> [WORK TO DO]: Extract from the listing each line in which the word "tools" appears.

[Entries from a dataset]
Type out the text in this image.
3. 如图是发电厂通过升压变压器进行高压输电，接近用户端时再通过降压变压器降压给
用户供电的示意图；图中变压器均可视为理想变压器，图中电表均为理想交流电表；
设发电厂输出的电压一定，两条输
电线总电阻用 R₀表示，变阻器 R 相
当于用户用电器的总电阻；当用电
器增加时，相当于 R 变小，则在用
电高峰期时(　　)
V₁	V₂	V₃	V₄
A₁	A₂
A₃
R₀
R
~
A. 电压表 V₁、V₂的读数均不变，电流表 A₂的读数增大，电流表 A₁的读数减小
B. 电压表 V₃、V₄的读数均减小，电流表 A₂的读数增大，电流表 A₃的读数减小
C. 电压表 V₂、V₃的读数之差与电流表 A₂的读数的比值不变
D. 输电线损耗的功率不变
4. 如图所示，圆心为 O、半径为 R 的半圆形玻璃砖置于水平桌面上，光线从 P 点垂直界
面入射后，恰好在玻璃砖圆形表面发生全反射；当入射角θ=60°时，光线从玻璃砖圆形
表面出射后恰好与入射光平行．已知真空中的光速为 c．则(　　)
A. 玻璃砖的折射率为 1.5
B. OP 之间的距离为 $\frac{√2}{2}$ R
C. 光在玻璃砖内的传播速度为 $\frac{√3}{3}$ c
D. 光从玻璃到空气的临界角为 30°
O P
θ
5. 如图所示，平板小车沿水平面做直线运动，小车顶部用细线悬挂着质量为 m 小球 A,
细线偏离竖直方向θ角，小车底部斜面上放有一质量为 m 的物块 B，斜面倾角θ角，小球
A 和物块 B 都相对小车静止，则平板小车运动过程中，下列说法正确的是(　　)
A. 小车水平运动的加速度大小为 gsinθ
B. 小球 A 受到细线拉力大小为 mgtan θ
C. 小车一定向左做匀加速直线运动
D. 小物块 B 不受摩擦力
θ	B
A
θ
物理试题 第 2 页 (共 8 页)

* * *

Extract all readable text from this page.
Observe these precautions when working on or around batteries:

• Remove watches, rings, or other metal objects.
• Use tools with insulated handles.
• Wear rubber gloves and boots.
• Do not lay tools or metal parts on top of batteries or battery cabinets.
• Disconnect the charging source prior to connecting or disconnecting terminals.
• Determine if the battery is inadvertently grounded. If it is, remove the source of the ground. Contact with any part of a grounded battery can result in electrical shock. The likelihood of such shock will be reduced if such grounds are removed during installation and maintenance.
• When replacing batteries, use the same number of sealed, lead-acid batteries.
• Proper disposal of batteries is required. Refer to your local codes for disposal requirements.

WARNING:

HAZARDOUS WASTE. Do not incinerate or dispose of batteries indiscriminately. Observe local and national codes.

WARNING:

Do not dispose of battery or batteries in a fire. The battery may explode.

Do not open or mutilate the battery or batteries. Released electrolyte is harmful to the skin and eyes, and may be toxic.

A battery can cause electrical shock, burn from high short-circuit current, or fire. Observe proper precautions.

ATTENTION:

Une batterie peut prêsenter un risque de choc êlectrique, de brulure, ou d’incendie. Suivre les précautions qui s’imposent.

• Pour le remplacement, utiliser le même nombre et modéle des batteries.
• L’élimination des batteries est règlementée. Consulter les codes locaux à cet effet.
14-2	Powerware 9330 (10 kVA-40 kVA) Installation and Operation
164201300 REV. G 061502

> [ANSWER TO THIS EXERCISE]:
• Use tools with insulated handles.
• Do not lay tools or metal parts on top of batteries or battery cabinets.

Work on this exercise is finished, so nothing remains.